INFORMATION SUPPLIED »

## BEGIN

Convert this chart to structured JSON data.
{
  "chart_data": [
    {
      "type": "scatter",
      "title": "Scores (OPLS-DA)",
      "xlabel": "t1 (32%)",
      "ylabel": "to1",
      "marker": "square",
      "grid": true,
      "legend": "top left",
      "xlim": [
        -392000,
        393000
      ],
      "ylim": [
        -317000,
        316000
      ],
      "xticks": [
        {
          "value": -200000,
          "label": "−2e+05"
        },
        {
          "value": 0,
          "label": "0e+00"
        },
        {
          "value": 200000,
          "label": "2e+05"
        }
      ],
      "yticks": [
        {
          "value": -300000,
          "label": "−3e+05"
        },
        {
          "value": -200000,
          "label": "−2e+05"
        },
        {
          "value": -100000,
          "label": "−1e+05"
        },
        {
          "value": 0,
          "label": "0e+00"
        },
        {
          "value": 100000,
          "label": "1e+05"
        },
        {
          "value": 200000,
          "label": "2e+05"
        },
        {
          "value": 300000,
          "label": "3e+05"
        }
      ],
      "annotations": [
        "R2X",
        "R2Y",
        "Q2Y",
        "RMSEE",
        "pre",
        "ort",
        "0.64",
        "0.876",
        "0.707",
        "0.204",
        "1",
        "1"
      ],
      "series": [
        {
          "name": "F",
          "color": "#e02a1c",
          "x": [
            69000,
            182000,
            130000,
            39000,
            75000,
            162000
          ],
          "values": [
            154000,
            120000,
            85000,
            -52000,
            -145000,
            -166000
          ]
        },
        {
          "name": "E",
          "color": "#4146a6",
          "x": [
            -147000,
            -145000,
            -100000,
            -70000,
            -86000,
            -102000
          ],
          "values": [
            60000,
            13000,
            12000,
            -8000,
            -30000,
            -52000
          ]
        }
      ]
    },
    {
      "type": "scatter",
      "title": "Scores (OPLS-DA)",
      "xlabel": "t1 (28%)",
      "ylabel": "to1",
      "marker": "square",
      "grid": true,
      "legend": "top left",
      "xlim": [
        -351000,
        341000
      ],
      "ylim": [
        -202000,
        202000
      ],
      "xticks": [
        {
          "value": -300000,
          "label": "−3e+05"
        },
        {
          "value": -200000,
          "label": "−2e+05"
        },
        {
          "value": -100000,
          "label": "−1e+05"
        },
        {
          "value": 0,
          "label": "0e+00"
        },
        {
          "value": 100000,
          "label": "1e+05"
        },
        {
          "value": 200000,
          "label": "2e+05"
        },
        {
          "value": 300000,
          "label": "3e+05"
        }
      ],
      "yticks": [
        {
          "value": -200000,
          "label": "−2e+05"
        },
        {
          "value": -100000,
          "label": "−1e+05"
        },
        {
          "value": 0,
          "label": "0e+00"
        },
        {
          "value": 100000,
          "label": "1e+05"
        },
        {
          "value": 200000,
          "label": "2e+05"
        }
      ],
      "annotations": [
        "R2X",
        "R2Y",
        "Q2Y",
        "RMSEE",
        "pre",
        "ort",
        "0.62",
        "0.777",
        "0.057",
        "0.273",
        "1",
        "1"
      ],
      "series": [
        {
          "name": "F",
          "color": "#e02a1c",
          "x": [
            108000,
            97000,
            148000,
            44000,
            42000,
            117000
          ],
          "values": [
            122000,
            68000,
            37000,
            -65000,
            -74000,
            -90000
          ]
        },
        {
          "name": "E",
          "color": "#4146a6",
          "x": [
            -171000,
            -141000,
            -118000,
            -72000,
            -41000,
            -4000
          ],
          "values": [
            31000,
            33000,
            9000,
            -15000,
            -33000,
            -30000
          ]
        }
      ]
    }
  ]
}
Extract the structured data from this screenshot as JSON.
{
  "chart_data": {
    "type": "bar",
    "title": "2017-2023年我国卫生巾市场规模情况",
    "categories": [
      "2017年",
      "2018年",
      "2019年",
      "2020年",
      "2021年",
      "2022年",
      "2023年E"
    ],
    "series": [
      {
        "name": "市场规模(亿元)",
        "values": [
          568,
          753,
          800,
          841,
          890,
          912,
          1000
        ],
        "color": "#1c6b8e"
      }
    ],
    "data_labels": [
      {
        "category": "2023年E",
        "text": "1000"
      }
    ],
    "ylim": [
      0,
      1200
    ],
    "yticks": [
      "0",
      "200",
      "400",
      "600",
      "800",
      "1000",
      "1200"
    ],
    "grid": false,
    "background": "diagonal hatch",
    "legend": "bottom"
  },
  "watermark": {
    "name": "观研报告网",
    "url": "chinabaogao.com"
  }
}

## END
## BEGIN

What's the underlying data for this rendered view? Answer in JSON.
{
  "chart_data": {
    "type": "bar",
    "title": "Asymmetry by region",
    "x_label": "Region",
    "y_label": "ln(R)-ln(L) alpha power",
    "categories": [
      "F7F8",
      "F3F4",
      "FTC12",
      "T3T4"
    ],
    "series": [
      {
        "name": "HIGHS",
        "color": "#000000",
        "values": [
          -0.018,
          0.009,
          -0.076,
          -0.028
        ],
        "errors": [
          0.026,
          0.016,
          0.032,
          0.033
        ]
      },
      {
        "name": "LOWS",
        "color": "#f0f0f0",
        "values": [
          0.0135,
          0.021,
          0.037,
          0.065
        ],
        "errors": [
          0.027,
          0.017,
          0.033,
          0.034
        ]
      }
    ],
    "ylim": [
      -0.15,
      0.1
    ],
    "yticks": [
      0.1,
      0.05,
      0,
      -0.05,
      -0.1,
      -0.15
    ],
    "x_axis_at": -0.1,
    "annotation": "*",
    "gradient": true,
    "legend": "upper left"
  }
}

## END
## BEGIN

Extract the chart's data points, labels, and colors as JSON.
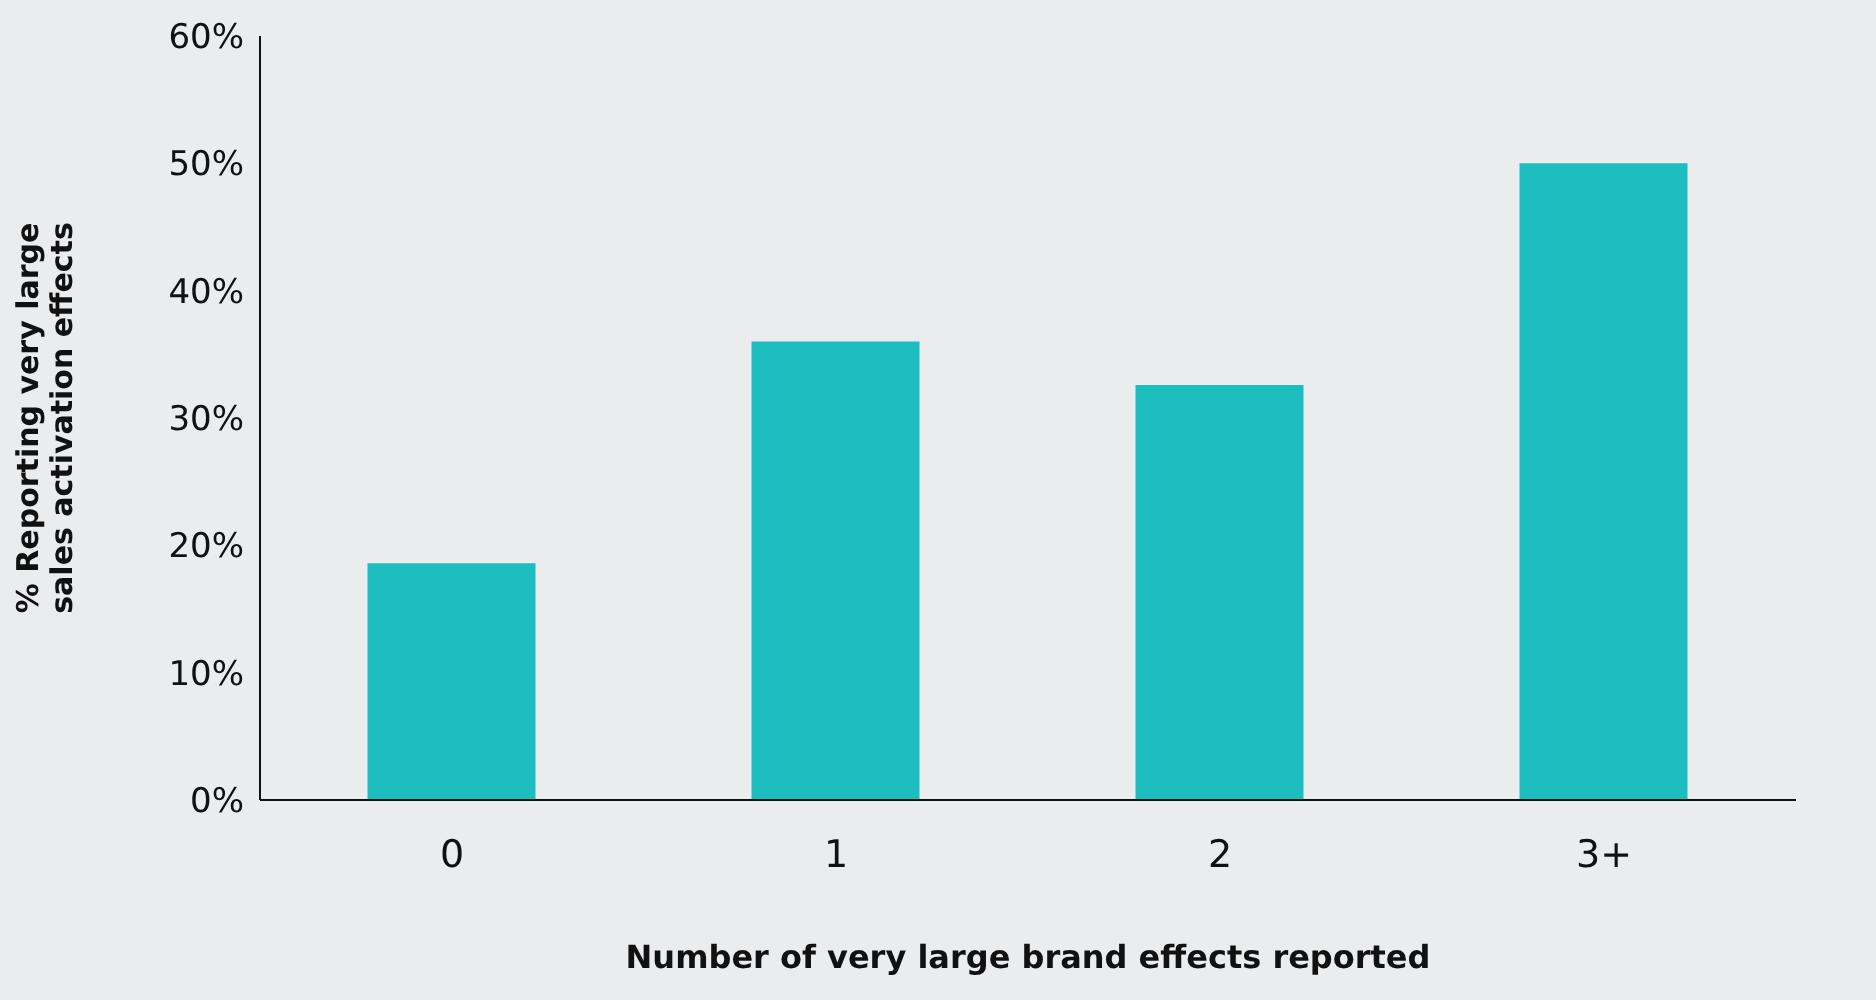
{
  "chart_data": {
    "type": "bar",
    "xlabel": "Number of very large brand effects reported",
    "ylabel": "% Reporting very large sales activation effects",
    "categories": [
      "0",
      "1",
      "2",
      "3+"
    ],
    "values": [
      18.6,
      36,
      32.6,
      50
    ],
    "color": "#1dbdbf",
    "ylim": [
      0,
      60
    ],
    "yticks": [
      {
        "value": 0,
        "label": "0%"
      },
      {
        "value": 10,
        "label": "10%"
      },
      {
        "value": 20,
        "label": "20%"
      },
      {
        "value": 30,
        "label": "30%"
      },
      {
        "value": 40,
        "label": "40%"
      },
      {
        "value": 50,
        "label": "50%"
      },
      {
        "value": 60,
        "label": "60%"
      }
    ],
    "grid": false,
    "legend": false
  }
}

## END

TASK BRIEF » Pick out every line holding the string "structured" and return it.

COMPLETE OUTPUT »
Convert this chart to structured JSON data.
Extract the structured data from this screenshot as JSON.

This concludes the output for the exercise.